Broulaye Bagayoko : « Aujourd’hui, on vit l’esclavagisme de la dette »

Dans l’interview qui suit publiée par L’Economiste du Benin, (leconomistebenin.com) M. Broulaye Bagayoko, Secrétaire permanent du réseau du Comité pour l’Abolition des Dettes Illégitimes (CADTM/Afrique) revient sur la problématique de la dette en Afrique, la question de sa gestion, son annulation, et les enjeux autour.

 Le CADTM/Afrique a été fondé le 15 Mars 1990 et est présent dans 16 pays en Afrique (09 pays en Afrique de l’Ouest, 04 pays en Afrique Centrale, 02 pays en Afrique du Nord et 01 pays en Afrique de l’Est).

Quel est le niveau de la dette de l’Afrique subsaharienne ? Le stock de la dette ça vaut quoi actuellement ?

Le stock de la dette pour l’Afrique subsaharienne nous en sommes à 626 milliards de dollars. Dans les 626 milliards de dollars, mon pays par exemple, le Mali a 5521 milliards de FCFA et le Bénin également a une dette de 5438,70 milliards de FCFA. Et, la remarque, c’est que la dette a largement doublé notre budget national, ce qui fait qu’aujourd’hui, on est en quelque sorte à l’esclavage de la dette, il faut chercher une solution pour s’en sortir.

Quand on parle de solution pour s’en sortir, cela veut dire que la dette impacte les budgets, les services sociaux, la santé, l’éducation… La population à la base qu’elle le veuille ou non, subit l’effet de la dette. C’est bien de cela qu’il s’agit?
____
Consigne => Dans l'interview, reformulez sous forme de liste le paragraphe qui commence par « Le CADTM/Afrique a été fondé » en gardant ses faits essentiels. Les lignes de données ne sont pas nécessaires pour cet exercice.

Extrait des données =>
____
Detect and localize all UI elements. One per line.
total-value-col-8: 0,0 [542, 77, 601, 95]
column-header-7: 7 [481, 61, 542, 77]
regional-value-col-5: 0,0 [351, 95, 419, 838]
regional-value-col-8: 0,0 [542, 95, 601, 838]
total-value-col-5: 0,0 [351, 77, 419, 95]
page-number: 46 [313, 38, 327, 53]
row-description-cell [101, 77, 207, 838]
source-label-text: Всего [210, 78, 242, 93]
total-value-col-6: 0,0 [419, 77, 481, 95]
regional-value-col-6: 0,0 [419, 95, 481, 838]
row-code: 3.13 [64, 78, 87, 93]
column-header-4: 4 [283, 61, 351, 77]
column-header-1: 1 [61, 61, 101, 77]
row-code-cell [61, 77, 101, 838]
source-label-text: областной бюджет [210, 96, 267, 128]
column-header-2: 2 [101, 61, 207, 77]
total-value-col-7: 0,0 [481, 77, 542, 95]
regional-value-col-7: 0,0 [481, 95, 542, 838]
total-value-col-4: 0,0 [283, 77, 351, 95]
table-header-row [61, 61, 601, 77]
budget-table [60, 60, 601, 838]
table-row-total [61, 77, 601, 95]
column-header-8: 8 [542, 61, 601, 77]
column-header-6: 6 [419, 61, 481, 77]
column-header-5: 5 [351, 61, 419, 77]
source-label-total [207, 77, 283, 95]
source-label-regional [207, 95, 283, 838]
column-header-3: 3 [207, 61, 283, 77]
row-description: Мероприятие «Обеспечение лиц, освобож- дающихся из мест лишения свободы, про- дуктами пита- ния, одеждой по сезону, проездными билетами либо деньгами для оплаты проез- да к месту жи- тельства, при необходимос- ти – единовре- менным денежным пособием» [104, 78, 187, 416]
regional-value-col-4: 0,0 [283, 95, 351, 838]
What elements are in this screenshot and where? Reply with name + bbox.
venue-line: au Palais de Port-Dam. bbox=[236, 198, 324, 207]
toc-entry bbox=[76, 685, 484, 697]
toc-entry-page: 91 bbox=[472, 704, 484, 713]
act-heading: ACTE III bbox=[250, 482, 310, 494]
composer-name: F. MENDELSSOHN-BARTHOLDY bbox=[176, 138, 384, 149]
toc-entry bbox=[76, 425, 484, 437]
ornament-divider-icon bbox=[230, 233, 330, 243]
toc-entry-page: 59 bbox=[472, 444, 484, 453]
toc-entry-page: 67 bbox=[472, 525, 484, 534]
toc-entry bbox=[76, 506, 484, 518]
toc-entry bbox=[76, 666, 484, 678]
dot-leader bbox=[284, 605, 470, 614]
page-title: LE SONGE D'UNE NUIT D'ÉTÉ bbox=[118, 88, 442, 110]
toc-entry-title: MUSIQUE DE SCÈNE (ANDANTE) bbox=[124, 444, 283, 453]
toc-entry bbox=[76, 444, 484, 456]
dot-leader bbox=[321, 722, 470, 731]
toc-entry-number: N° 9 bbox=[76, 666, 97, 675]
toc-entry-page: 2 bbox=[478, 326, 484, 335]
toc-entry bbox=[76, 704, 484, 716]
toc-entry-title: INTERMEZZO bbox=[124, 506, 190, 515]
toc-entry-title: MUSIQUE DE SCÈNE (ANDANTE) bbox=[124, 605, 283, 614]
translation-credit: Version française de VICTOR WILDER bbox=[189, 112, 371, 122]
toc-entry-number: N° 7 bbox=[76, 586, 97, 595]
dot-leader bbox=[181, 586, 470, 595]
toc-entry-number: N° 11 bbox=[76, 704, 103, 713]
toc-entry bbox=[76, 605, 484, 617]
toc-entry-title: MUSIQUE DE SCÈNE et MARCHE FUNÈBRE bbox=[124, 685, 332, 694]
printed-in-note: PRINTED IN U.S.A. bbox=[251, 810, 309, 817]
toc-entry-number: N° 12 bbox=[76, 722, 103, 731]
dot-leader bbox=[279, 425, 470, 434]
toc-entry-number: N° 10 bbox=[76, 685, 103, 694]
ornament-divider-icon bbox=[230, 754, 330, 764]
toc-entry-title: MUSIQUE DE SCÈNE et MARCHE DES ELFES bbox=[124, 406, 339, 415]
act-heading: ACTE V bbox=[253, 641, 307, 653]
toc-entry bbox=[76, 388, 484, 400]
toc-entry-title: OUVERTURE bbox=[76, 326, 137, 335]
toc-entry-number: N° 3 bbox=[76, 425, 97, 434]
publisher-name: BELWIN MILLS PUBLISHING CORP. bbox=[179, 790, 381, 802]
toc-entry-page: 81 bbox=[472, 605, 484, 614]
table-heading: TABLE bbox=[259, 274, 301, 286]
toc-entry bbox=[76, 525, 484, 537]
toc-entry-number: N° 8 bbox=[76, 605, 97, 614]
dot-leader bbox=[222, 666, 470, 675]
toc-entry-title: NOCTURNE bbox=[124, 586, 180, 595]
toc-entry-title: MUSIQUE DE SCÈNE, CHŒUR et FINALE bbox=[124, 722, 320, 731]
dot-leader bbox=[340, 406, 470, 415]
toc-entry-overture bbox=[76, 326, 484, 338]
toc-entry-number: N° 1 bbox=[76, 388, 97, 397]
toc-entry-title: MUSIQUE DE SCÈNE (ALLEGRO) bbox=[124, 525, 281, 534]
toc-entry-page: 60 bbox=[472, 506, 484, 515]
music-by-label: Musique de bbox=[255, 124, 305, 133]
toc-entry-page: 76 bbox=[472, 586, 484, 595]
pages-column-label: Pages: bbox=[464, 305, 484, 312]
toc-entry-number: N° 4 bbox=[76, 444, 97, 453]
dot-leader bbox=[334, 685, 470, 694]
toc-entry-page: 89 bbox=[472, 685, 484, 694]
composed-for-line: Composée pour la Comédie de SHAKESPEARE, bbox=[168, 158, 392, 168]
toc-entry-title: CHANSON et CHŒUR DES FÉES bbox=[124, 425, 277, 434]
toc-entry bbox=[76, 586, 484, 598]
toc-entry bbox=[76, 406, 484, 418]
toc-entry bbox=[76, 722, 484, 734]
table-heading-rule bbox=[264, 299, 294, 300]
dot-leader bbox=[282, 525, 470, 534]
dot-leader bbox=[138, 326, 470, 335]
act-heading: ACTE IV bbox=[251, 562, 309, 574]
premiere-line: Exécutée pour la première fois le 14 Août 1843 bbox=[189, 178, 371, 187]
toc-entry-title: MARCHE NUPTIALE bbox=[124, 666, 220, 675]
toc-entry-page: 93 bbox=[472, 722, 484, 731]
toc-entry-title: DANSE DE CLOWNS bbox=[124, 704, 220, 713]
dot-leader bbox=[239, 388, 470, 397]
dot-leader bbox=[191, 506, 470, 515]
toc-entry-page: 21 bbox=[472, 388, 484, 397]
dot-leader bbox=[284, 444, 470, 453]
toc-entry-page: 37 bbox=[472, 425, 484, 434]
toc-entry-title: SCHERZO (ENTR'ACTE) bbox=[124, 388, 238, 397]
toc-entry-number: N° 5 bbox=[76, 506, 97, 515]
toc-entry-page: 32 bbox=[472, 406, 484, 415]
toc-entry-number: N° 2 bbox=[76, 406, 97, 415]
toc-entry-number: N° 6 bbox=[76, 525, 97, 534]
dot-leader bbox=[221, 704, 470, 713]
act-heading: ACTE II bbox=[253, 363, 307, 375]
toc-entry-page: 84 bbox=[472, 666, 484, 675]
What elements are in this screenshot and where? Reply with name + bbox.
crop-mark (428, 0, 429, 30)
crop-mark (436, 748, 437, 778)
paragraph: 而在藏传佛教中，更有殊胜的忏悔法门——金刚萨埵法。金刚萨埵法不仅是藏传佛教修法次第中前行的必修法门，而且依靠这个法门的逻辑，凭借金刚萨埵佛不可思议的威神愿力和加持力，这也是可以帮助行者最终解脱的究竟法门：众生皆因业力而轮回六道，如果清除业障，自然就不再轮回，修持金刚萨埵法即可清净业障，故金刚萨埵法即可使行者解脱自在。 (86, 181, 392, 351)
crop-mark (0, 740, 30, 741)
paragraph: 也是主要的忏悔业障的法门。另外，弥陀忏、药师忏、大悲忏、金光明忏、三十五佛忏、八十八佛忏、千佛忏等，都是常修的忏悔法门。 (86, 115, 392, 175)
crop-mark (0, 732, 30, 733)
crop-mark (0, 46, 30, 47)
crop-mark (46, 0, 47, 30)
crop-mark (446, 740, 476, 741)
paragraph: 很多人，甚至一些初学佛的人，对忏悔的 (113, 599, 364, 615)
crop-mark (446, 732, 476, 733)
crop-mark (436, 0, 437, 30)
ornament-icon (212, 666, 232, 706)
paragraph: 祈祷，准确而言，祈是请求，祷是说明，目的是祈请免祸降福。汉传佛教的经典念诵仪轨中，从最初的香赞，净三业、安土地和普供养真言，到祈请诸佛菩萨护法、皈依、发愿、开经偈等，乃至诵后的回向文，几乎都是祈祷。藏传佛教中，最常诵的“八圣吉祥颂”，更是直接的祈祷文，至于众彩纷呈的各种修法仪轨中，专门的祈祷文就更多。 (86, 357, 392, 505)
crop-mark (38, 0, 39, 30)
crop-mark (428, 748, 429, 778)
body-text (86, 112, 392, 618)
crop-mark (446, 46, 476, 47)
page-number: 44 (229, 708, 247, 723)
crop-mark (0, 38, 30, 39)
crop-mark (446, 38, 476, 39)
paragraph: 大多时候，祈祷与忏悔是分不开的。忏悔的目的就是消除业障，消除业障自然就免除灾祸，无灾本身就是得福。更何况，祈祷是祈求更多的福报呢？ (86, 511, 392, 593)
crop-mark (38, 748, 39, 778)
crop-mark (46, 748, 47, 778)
____
Réponse =>
CADTM/Afrique :
- Date de fondation : 15 mars 1990
- Présence : 16 pays d'Afrique, dont
  - 9 en Afrique de l'Ouest
  - 4 en Afrique centrale
  - 2 en Afrique du Nord
  - 1 en Afrique de l'Est